> **Task to carry out**:
Set down the material below in full, matching it exactly.

> **Supplied data**:
%%

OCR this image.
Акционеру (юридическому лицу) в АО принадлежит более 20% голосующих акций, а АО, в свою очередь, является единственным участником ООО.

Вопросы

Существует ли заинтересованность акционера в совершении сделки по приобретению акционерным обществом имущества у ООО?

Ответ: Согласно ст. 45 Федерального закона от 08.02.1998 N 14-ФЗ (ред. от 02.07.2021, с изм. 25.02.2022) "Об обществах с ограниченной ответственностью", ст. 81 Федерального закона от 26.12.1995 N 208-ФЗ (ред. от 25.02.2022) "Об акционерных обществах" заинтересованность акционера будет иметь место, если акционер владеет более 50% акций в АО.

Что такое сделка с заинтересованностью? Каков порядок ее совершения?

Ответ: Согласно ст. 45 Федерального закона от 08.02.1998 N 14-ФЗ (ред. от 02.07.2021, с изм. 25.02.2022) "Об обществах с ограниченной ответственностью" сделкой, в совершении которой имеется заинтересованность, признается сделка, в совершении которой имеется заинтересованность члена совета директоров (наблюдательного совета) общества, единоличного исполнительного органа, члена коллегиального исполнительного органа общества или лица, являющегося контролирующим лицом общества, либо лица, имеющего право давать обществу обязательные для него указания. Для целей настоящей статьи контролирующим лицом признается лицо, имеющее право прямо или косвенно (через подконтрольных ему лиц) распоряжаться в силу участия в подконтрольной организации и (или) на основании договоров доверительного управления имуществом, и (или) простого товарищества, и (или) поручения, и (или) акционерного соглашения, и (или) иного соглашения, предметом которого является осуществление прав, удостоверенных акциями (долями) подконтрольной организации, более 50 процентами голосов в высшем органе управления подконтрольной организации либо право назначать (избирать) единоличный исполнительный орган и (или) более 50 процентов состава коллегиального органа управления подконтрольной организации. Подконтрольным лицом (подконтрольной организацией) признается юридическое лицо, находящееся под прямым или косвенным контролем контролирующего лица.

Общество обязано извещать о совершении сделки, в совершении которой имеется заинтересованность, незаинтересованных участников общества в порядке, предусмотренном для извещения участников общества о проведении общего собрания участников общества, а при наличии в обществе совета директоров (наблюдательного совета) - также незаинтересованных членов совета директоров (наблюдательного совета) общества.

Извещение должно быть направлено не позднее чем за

%%

> **Task response**:
OCR this image.
Акционеру (юридическому лицу) в АО принадлежит более 20% голосующих акций, а АО, в свою очередь, является единственным участником ООО.

Вопросы

Существует ли заинтересованность акционера в совершении сделки по приобретению акционерным обществом имущества у ООО?

Ответ: Согласно ст. 45 Федерального закона от 08.02.1998 N 14-ФЗ (ред. от 02.07.2021, с изм. 25.02.2022) "Об обществах с ограниченной ответственностью", ст. 81 Федерального закона от 26.12.1995 N 208-ФЗ (ред. от 25.02.2022) "Об акционерных обществах" заинтересованность акционера будет иметь место, если акционер владеет более 50% акций в АО.

Что такое сделка с заинтересованностью? Каков порядок ее совершения?

Ответ: Согласно ст. 45 Федерального закона от 08.02.1998 N 14-ФЗ (ред. от 02.07.2021, с изм. 25.02.2022) "Об обществах с ограниченной ответственностью" сделкой, в совершении которой имеется заинтересованность, признается сделка, в совершении которой имеется заинтересованность члена совета директоров (наблюдательного совета) общества, единоличного исполнительного органа, члена коллегиального исполнительного органа общества или лица, являющегося контролирующим лицом общества, либо лица, имеющего право давать обществу обязательные для него указания. Для целей настоящей статьи контролирующим лицом признается лицо, имеющее право прямо или косвенно (через подконтрольных ему лиц) распоряжаться в силу участия в подконтрольной организации и (или) на основании договоров доверительного управления имуществом, и (или) простого товарищества, и (или) поручения, и (или) акционерного соглашения, и (или) иного соглашения, предметом которого является осуществление прав, удостоверенных акциями (долями) подконтрольной организации, более 50 процентами голосов в высшем органе управления подконтрольной организации либо право назначать (избирать) единоличный исполнительный орган и (или) более 50 процентов состава коллегиального органа управления подконтрольной организации. Подконтрольным лицом (подконтрольной организацией) признается юридическое лицо, находящееся под прямым или косвенным контролем контролирующего лица.

Общество обязано извещать о совершении сделки, в совершении которой имеется заинтересованность, незаинтересованных участников общества в порядке, предусмотренном для извещения участников общества о проведении общего собрания участников общества, а при наличии в обществе совета директоров (наблюдательного совета) - также незаинтересованных членов совета директоров (наблюдательного совета) общества.

Извещение должно быть направлено не позднее чем за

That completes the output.